▶ _Task description_
Report every line from the material that contains the word "sucht".

-- BEGIN --

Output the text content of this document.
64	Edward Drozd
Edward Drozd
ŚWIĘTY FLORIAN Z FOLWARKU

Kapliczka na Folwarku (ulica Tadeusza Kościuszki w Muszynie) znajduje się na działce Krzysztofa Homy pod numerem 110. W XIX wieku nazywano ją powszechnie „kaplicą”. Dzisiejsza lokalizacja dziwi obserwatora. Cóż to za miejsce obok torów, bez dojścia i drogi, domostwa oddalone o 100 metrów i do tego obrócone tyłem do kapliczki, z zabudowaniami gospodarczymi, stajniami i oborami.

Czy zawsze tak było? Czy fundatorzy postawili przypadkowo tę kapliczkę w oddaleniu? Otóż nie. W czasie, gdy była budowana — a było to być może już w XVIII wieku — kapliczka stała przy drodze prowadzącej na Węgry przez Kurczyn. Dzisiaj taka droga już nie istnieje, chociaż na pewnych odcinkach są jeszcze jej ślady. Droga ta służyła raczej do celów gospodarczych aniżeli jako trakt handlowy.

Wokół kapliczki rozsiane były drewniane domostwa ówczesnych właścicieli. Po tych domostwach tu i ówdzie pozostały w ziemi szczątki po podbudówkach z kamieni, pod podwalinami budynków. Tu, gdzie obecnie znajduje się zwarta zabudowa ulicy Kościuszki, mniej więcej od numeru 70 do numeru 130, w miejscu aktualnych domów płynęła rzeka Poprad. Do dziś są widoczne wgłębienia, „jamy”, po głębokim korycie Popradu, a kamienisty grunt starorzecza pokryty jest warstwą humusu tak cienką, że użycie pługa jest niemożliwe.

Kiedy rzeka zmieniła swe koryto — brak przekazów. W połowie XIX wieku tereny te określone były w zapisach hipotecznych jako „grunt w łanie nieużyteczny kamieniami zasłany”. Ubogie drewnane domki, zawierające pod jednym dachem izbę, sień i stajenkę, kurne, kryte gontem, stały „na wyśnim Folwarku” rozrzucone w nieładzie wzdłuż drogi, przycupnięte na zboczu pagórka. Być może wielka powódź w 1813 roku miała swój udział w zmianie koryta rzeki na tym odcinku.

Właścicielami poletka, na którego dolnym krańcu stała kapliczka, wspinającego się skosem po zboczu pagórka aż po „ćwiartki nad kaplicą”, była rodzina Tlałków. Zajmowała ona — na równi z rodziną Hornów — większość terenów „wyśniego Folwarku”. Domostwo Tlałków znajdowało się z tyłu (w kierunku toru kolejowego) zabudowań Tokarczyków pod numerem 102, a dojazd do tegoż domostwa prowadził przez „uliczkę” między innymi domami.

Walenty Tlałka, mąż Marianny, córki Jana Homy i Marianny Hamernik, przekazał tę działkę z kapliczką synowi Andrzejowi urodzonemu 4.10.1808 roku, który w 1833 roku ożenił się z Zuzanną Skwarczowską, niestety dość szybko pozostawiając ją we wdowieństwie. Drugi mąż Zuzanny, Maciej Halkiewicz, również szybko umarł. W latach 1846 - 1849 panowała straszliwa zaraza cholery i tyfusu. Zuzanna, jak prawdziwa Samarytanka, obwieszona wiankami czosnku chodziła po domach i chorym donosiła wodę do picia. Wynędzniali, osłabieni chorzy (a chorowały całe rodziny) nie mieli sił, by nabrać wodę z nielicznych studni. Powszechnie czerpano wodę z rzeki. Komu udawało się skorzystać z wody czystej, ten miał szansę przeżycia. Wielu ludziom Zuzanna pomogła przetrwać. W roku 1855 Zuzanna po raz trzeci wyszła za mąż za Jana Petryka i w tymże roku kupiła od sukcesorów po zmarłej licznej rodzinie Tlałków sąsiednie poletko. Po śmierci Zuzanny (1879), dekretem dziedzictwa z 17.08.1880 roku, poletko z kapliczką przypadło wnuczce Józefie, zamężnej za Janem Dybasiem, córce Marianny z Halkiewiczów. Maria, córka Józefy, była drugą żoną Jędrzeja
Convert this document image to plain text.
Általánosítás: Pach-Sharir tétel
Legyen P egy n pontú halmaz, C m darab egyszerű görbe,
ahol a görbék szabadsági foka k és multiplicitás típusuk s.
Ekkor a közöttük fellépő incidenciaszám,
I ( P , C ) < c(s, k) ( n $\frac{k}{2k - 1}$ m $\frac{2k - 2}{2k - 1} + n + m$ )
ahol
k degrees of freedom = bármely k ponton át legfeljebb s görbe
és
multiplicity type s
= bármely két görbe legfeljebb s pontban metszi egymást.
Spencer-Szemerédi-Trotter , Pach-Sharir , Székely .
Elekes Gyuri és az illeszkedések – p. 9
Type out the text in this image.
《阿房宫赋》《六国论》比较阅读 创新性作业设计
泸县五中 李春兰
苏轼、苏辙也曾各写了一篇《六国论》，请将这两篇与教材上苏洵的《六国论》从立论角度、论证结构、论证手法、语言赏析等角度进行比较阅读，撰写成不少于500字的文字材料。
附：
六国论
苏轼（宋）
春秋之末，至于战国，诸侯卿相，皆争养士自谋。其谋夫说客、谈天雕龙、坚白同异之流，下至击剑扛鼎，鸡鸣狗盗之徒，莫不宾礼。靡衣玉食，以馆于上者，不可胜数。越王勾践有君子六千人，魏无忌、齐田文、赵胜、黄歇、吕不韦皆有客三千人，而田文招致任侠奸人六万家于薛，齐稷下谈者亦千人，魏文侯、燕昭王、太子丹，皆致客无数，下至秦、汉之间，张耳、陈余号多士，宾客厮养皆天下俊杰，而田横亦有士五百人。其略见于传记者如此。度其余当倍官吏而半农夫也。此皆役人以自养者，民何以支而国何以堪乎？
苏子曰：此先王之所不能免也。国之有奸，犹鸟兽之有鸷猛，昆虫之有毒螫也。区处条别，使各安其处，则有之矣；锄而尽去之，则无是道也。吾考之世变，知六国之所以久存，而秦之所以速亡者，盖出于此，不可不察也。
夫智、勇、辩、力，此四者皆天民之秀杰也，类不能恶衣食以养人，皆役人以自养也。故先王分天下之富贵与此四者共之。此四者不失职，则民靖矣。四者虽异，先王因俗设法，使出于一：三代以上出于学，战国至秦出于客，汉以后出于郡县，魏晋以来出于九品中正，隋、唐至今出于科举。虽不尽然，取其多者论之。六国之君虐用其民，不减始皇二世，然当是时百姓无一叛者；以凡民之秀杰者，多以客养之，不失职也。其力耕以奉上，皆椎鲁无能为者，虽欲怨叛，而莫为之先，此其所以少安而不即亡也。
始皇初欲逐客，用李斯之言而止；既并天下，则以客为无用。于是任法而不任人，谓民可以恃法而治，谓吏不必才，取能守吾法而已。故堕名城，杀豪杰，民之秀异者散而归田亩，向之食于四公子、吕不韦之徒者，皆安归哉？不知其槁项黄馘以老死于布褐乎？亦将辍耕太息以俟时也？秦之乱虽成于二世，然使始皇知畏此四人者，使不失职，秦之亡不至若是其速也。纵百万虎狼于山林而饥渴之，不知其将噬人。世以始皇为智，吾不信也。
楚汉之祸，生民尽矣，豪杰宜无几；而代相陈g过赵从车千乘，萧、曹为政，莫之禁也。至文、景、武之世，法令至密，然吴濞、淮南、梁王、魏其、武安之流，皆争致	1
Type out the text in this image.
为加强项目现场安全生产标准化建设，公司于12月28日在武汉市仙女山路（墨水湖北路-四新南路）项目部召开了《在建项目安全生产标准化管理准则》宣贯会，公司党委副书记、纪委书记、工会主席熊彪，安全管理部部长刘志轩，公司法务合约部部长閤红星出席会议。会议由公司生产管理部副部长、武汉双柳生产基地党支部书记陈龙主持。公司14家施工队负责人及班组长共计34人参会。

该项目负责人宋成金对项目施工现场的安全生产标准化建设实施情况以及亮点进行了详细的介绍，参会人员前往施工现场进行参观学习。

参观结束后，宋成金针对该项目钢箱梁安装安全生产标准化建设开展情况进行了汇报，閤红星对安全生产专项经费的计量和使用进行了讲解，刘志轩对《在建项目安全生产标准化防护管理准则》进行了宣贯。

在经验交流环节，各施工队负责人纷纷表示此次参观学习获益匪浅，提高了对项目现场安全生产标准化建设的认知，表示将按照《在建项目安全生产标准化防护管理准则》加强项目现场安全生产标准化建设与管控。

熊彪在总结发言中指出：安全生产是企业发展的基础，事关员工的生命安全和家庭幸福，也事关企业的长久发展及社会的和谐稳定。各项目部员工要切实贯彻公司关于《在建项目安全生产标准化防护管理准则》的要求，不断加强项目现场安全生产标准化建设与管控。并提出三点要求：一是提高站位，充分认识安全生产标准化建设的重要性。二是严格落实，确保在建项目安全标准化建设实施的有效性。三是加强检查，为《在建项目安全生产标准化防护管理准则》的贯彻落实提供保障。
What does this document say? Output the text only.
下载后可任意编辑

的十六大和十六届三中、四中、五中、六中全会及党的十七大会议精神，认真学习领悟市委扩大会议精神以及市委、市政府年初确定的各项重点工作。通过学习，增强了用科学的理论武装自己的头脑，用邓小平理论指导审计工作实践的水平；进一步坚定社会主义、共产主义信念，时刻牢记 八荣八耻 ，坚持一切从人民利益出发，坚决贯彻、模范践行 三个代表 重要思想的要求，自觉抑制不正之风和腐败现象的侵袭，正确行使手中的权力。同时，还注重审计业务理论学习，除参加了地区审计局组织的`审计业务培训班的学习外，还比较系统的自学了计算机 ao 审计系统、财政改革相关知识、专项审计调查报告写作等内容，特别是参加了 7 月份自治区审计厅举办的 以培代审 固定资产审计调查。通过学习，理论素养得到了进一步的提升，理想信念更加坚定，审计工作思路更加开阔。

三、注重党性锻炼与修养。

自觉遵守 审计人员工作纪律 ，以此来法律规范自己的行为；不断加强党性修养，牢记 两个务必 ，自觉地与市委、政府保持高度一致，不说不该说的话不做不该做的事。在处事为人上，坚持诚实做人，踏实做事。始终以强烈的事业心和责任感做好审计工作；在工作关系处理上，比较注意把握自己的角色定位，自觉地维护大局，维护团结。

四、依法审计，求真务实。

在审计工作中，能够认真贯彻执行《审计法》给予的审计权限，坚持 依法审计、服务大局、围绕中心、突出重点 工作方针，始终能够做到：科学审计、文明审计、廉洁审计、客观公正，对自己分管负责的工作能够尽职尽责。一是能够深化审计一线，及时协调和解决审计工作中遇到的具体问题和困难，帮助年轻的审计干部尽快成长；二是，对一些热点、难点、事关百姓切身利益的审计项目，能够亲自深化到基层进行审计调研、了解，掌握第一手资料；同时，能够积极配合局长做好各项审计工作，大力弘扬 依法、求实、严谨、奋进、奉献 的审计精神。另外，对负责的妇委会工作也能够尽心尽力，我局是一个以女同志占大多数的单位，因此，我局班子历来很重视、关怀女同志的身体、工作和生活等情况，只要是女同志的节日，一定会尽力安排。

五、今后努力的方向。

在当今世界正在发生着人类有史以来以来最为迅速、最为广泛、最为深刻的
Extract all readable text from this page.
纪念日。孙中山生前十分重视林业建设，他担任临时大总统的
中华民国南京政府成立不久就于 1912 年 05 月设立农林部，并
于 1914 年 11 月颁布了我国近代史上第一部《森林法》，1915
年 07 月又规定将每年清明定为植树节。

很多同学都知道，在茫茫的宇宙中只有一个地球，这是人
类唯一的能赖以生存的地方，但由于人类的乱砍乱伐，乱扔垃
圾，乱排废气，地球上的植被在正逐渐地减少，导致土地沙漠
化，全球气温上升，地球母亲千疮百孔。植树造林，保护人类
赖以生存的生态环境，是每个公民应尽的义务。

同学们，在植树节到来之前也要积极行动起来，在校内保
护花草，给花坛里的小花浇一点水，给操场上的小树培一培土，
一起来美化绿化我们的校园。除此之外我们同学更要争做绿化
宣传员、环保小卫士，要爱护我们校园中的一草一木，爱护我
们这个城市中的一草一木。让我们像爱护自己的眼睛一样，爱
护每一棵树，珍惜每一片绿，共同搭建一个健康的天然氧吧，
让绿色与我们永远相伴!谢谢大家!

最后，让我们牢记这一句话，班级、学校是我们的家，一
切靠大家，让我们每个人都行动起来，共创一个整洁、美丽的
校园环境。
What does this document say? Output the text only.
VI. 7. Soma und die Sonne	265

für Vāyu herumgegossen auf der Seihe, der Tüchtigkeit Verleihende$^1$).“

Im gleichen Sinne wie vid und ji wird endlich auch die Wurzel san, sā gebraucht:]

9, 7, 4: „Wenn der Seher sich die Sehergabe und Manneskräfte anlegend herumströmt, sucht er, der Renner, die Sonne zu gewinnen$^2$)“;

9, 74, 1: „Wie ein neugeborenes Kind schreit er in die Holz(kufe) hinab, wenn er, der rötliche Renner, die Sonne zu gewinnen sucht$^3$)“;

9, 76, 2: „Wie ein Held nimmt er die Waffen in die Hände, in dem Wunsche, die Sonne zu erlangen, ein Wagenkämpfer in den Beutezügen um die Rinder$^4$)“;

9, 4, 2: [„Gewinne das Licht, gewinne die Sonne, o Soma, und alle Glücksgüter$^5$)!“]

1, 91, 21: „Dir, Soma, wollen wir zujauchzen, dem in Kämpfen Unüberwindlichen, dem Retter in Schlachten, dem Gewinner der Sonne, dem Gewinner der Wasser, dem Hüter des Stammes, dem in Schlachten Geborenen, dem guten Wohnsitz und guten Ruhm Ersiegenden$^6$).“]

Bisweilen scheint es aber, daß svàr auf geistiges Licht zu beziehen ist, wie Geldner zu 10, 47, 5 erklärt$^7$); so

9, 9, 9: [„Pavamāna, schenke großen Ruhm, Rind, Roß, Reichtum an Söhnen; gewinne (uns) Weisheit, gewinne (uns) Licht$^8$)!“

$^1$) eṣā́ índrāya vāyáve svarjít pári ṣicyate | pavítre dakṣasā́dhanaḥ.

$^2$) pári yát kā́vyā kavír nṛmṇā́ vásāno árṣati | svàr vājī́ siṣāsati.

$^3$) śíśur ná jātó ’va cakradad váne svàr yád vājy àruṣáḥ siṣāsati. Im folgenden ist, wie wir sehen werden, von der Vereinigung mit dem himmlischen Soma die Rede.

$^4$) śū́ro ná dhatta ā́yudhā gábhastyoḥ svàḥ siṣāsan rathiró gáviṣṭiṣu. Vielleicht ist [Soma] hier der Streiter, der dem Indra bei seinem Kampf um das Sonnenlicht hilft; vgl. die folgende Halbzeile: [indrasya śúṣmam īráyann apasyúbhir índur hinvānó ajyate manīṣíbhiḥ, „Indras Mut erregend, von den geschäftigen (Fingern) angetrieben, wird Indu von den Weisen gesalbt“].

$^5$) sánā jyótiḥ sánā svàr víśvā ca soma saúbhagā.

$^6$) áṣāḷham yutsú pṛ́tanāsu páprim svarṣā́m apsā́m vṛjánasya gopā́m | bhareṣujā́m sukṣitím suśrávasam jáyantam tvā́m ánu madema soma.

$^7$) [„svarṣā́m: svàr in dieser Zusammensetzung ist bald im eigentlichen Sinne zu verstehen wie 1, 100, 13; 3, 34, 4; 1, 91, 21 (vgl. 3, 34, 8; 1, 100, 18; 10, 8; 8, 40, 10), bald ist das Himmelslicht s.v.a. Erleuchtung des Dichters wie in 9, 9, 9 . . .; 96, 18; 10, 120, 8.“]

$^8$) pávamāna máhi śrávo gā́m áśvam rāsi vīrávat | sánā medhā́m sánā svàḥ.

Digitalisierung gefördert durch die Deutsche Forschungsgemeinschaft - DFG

-- END --

▶ _Solved problem_
9, 7, 4: „Wenn der Seher sich die Sehergabe und Manneskräfte anlegend herumströmt, sucht er, der Renner, die Sonne zu gewinnen$^2$)“;
9, 74, 1: „Wie ein neugeborenes Kind schreit er in die Holz(kufe) hinab, wenn er, der rötliche Renner, die Sonne zu gewinnen sucht$^3$)“;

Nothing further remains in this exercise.